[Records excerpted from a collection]
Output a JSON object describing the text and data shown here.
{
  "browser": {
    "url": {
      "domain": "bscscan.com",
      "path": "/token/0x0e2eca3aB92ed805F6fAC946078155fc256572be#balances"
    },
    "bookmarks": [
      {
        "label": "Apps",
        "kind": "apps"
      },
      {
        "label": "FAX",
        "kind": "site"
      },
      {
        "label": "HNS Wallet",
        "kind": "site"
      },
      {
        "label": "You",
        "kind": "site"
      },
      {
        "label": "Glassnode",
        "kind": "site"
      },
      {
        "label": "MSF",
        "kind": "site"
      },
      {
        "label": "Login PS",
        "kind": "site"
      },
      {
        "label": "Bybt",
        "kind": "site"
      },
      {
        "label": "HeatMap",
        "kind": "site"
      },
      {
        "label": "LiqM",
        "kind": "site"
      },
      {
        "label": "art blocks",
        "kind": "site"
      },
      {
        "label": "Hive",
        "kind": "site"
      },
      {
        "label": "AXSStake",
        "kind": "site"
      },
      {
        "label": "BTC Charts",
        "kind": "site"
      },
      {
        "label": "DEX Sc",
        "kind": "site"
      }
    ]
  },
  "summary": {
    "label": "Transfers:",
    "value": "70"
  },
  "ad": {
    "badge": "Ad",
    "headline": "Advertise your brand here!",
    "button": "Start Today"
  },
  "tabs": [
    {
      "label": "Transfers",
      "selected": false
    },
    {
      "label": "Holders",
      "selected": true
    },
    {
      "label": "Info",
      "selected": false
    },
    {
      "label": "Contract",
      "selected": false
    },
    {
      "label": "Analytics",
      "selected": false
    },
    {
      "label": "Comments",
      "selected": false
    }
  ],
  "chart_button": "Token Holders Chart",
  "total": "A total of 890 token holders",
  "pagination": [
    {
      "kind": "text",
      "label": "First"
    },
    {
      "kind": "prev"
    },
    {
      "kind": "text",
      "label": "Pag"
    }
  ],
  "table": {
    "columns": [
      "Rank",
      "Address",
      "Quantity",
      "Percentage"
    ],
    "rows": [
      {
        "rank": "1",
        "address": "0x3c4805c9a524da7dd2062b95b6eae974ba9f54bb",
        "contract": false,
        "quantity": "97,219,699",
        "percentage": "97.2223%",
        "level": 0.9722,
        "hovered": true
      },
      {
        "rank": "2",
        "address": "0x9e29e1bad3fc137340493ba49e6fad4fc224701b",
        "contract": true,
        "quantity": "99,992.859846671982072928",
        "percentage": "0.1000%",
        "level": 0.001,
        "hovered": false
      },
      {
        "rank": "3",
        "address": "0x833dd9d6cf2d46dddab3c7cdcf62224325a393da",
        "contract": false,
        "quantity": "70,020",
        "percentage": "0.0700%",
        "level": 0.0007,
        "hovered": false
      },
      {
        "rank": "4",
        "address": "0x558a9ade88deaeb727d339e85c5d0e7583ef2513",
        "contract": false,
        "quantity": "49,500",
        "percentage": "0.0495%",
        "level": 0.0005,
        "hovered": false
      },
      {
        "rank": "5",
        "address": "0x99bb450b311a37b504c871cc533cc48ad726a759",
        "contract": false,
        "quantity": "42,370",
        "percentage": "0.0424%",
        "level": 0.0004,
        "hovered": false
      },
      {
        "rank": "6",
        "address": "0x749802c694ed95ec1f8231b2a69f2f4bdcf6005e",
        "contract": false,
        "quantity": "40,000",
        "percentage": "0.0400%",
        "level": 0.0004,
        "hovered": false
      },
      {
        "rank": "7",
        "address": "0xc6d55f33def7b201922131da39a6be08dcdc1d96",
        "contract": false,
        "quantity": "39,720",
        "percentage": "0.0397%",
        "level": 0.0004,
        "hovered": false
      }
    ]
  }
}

> _WHAT IS NEEDED_: Reply with nothing but the number of lines that contain the word "true".

> _FINAL RESULT_: 3